P-C, yeah. You're so sweet, and we know that. But there's no way MB could know that, plus as a celebrity, she's probably had so many wacko encounters in her young life.
I feel the need to recycle a post.
Here's What It's Like, Growing Up in Girl-shaped Skin
When you're little, you want to big a big lady some day. You think mommy's bra is pretty. You love make-up, and the clothes she wears out on the nights when she and daddy hire a babysitter. You're into the whole deal.
When you get into the upper-elementary school years, if you're not one of the early developers, you're certain you'll remain a child forever, and feel like a misfit. At some point, a boy verbally confirms your worst fears in this area.
If you are one of the early developers, you're in 6th grade, walking down the hall in your little elementary school where you've always felt safe, and just like a kid; you're wearing a brown sweater, with one of those (this probably pre-dates you) koala bear clips, clipped to the cowl neck, and Sean M--a boy you've known since kindergarten, and never had a problem with--grabs your breast and laughs, "Yep! They're real." And it doesn't help that Jon F, bless him--another boy you've known since kindergarten--puts Sean up against the wall, because you just want the whole incident to disappear. Well-meaning Jon is just attracting more attention.
Once you finally decide you can abandon the undershirt you've been wearing over your bra (to hide the tell-tale lines), someone snaps your bra at school, and you want to die.
You're walking to school, and Patrick--boy from your neighborhood, who's been the bane of your existence, since before any of you knew what sex even was--is still threatening you, but this time, he has you up against a garage on the street where you school is. Up against your neck is the rusty rake he has in his hand. Someone was throwing it out. It's trash day, after all. And instead of the childhood taunt that he's going to suck your blood, he's now telling you he's going to rape you. You don't know what that means, but you know it isn't good, and you censor out that comment when you're telling mom about the incident.
Your best friend's period comes early one month, and she's only in 6th grade, doesn't have any supplies with her, and goes home, so embarrassed it takes her mother 3 days to get her to go back to school. When she does, there is snickering.

- **DATA TO PROCESS**:
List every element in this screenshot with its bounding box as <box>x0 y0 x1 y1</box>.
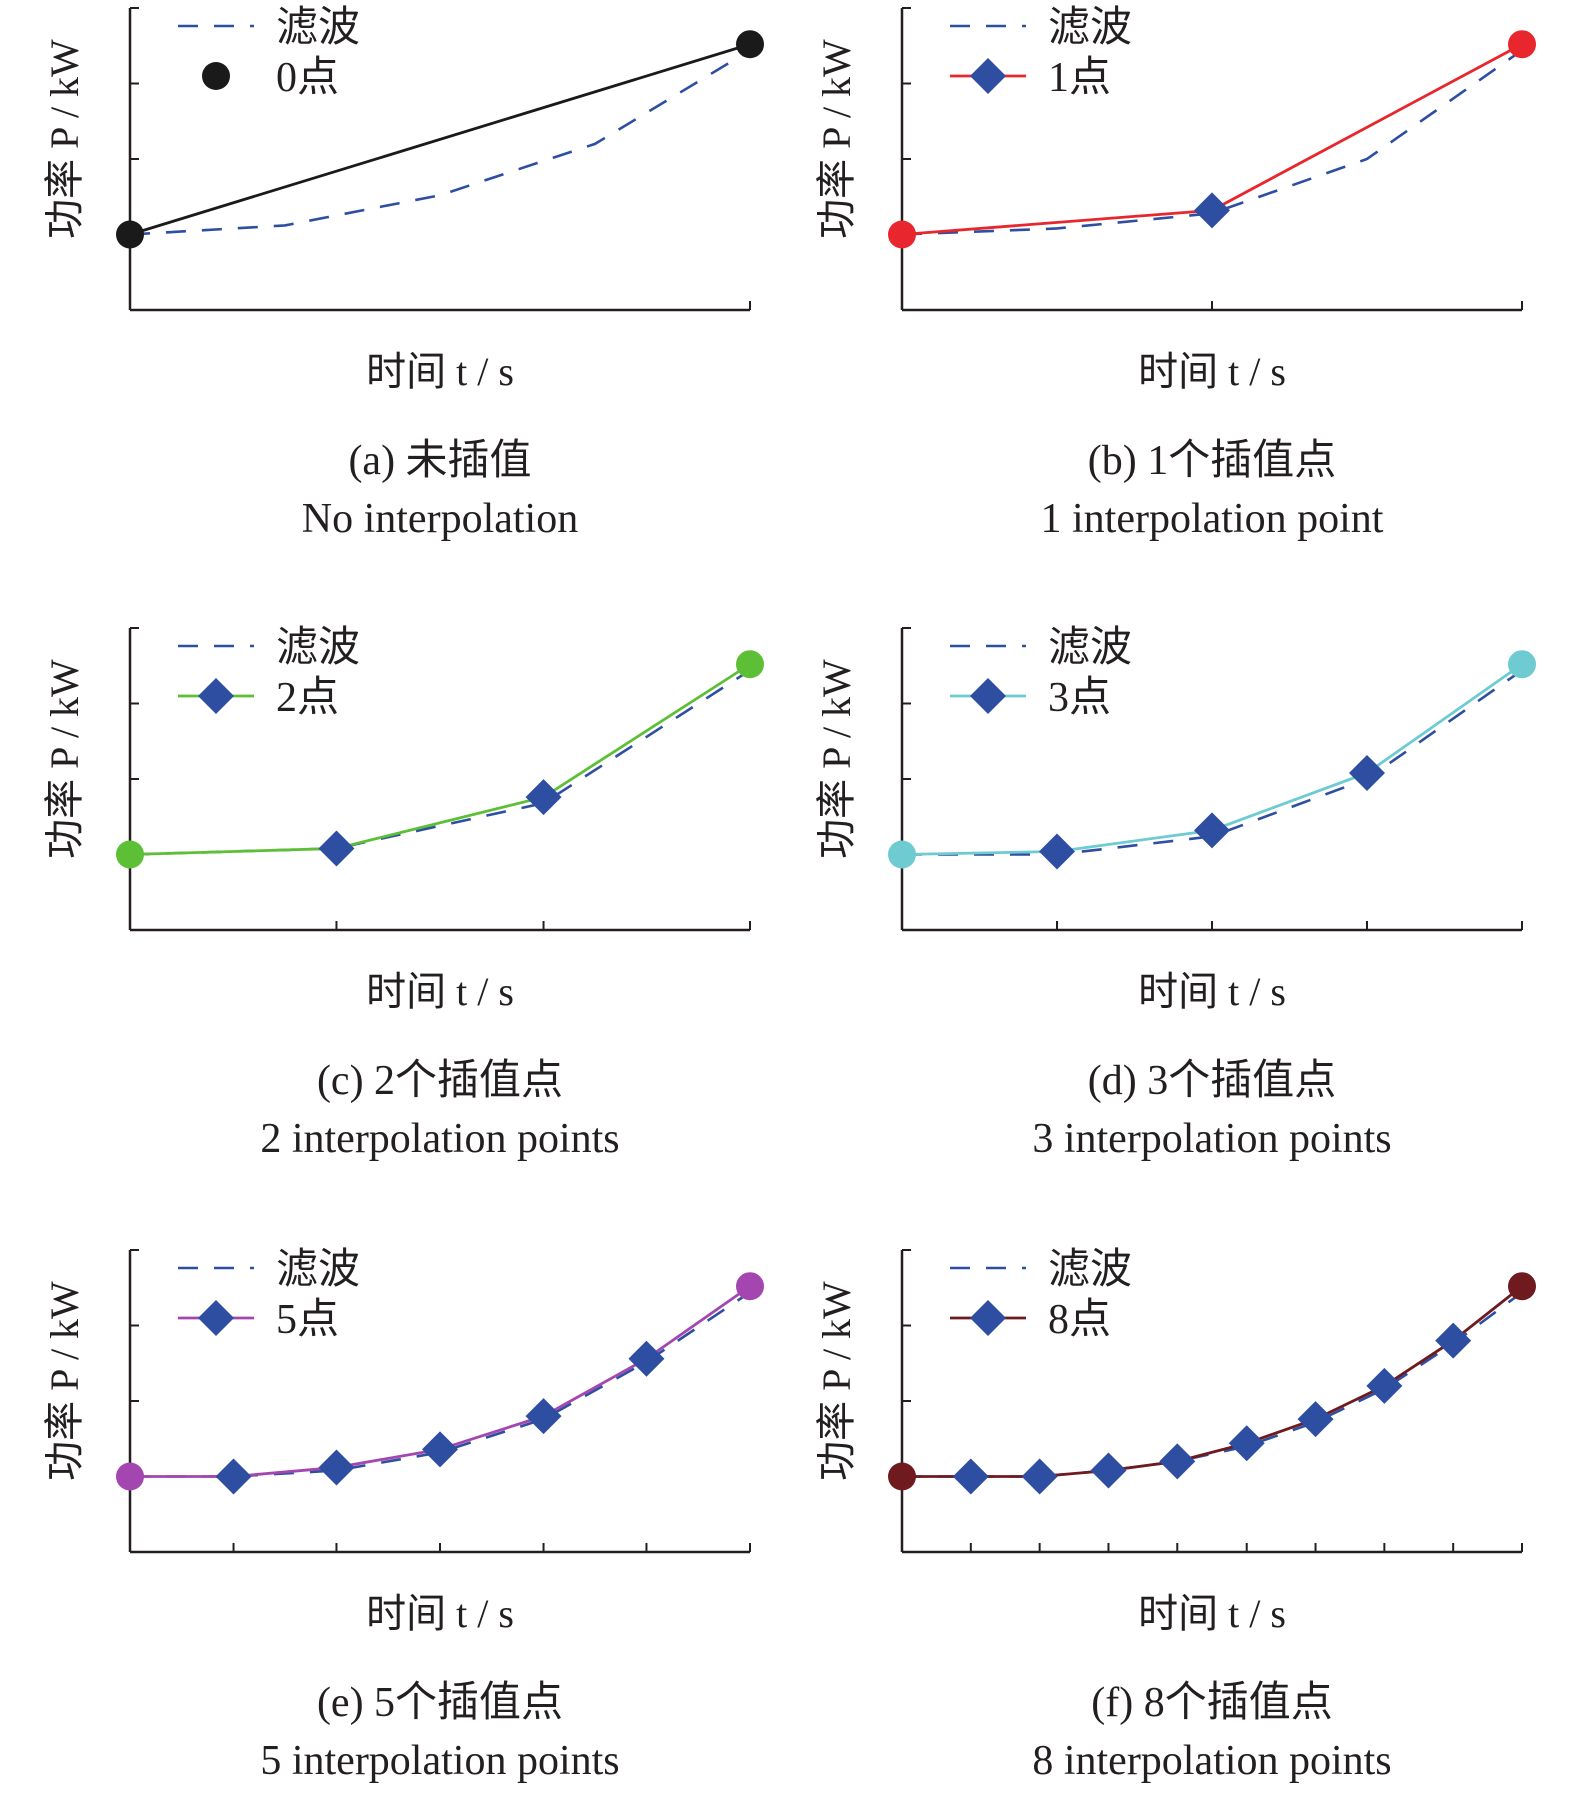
caption-cn: (a) 未插值 <box>348 438 531 484</box>
series-line <box>902 1285 1523 1478</box>
legend-filtered-label: 滤波 <box>1048 5 1132 51</box>
end-point-marker <box>888 840 916 869</box>
legend-series-label: 8点 <box>1048 1297 1111 1343</box>
end-point-marker <box>1508 30 1536 59</box>
interp-point-marker <box>525 779 562 816</box>
y-axis-label: 功率 P / kW <box>42 39 87 239</box>
legend-filtered-label: 滤波 <box>1048 1247 1132 1293</box>
x-axis-label: 时间 t / s <box>1138 1591 1286 1636</box>
caption-en: 8 interpolation points <box>1032 1738 1391 1784</box>
end-point-marker <box>1508 1272 1536 1301</box>
interp-point-marker <box>1159 1443 1196 1480</box>
x-axis-label: 时间 t / s <box>366 1591 514 1636</box>
interp-point-marker <box>1435 1322 1472 1359</box>
legend-filtered-label: 滤波 <box>1048 625 1132 671</box>
legend-series-label: 0点 <box>276 55 339 101</box>
interp-point-marker <box>1021 1458 1058 1495</box>
interp-point-marker <box>1349 754 1385 791</box>
end-point-marker <box>736 30 764 59</box>
legend-series-swatch <box>970 678 1006 714</box>
series-line <box>129 663 751 856</box>
interp-point-marker <box>1194 192 1230 229</box>
caption-en: 2 interpolation points <box>260 1116 619 1162</box>
legend-series-swatch <box>970 58 1006 94</box>
y-axis-label: 功率 P / kW <box>814 39 859 239</box>
end-point-marker <box>888 1462 916 1491</box>
x-axis-label: 时间 t / s <box>1138 349 1286 394</box>
caption-cn: (e) 5个插值点 <box>317 1680 563 1726</box>
end-point-marker <box>736 650 764 679</box>
interp-point-marker <box>1039 833 1075 870</box>
series-line <box>129 42 751 236</box>
x-axis-label: 时间 t / s <box>366 969 514 1014</box>
end-point-marker <box>1508 650 1536 679</box>
legend-filtered-label: 滤波 <box>276 5 360 51</box>
end-point-marker <box>736 1272 764 1301</box>
end-point-marker <box>888 220 916 249</box>
interp-point-marker <box>952 1458 989 1495</box>
y-axis-label: 功率 P / kW <box>42 1281 87 1481</box>
y-axis-label: 功率 P / kW <box>42 659 87 859</box>
interp-point-marker <box>318 1449 355 1486</box>
interp-point-marker <box>1228 1425 1265 1462</box>
caption-en: 3 interpolation points <box>1032 1116 1391 1162</box>
legend-series-swatch <box>198 1300 234 1336</box>
legend-series-label: 1点 <box>1048 55 1111 101</box>
y-axis-label: 功率 P / kW <box>814 659 859 859</box>
legend-filtered-label: 滤波 <box>276 625 360 671</box>
legend-series-label: 2点 <box>276 675 339 721</box>
caption-cn: (c) 2个插值点 <box>317 1058 563 1104</box>
interp-point-marker <box>318 830 355 867</box>
interp-point-marker <box>215 1458 252 1495</box>
end-point-marker <box>116 840 144 869</box>
x-axis-label: 时间 t / s <box>366 349 514 394</box>
interp-point-marker <box>1297 1401 1334 1438</box>
caption-cn: (f) 8个插值点 <box>1091 1680 1332 1726</box>
legend-series-label: 5点 <box>276 1297 339 1343</box>
interp-point-marker <box>525 1398 562 1435</box>
end-point-marker <box>116 220 144 249</box>
end-point-marker <box>116 1462 144 1491</box>
legend-series-swatch <box>970 1300 1006 1336</box>
interp-point-marker <box>1194 812 1230 849</box>
y-axis-label: 功率 P / kW <box>814 1281 859 1481</box>
caption-en: 1 interpolation point <box>1041 496 1384 542</box>
caption-cn: (d) 3个插值点 <box>1088 1058 1336 1104</box>
caption-en: 5 interpolation points <box>260 1738 619 1784</box>
interp-point-marker <box>628 1340 665 1377</box>
legend-filtered-label: 滤波 <box>276 1247 360 1293</box>
caption-cn: (b) 1个插值点 <box>1088 438 1336 484</box>
interp-point-marker <box>1366 1367 1403 1404</box>
x-axis-label: 时间 t / s <box>1138 969 1286 1014</box>
interp-point-marker <box>1090 1452 1127 1489</box>
legend-series-swatch <box>198 678 234 714</box>
legend-series-swatch <box>202 62 230 90</box>
interp-point-marker <box>422 1431 458 1468</box>
legend-series-label: 3点 <box>1048 675 1111 721</box>
filtered-curve <box>129 669 751 856</box>
caption-en: No interpolation <box>302 496 578 542</box>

- **TO BE DONE**:
1. In the records, copy out every line from the line with "caption-cn: (a) 未插值" to the line with "interp-point-marker <box>1159 1443", with both of those lines included.
2. Pick up the post about growing up in girl-shaped skin after its final sentence and keep writing it.
The text and the records are unrelated to each other.

- **TASK RESPONSES**:
1.
caption-cn: (a) 未插值 <box>348 438 531 484</box>
series-line <box>902 1285 1523 1478</box>
legend-filtered-label: 滤波 <box>1048 5 1132 51</box>
end-point-marker <box>888 840 916 869</box>
legend-series-label: 8点 <box>1048 1297 1111 1343</box>
end-point-marker <box>1508 30 1536 59</box>
interp-point-marker <box>525 779 562 816</box>
y-axis-label: 功率 P / kW <box>42 39 87 239</box>
legend-filtered-label: 滤波 <box>1048 1247 1132 1293</box>
x-axis-label: 时间 t / s <box>1138 1591 1286 1636</box>
caption-en: 8 interpolation points <box>1032 1738 1391 1784</box>
end-point-marker <box>1508 1272 1536 1301</box>
interp-point-marker <box>1159 1443 1196 1480</box>

2.
You walk down the street, and grown men look, or beep, or yell something to you. You're walking down the street to play Barbies with your best friend.
In 7th grade, you hear Chuck talking in the hall--he sits next to you in math, or maybe science--telling his friends that if Cheryl "doesn't let [him], [he's] just going to fucking grab it, anyhow."
You get to class early; you're the first one there, and 10th grade geometry teacher--Mr. B--from a very well-known family in town, tells you to stand up straight and show yourself off.
You're in a car with Mark, a boy you've known for years, and he won't stop, even though you're being perfectly clear that you want him to. And he's strong. The best ending this scene can have, is you somehow hitting or yelling at him, and him taking you home, and thinking you a "bitch" there after. (Thankfully, that's the one I had.)
All those things happened to me (okay, the period thing happened to my best friend). And don't think I had it bad. I was sheltered, grew up in a nice town, with nice kids, and got out relatively unscathed.
Most men are decent, and respectful, and kind, and honorable. They appreciate the pretty, the sexy, but in their real lives, they think their wife of 20 years, wearing one of their T-shirts to bed, is hotter than a hot thing, because of who she is, as she's looking how she looks.
They encounter fewer women in a sexual/ized situation in a year, than a predator does in a week. The predator sexualizes everyone and everything. And few women get through adolescence, and probably no women get through (continued...)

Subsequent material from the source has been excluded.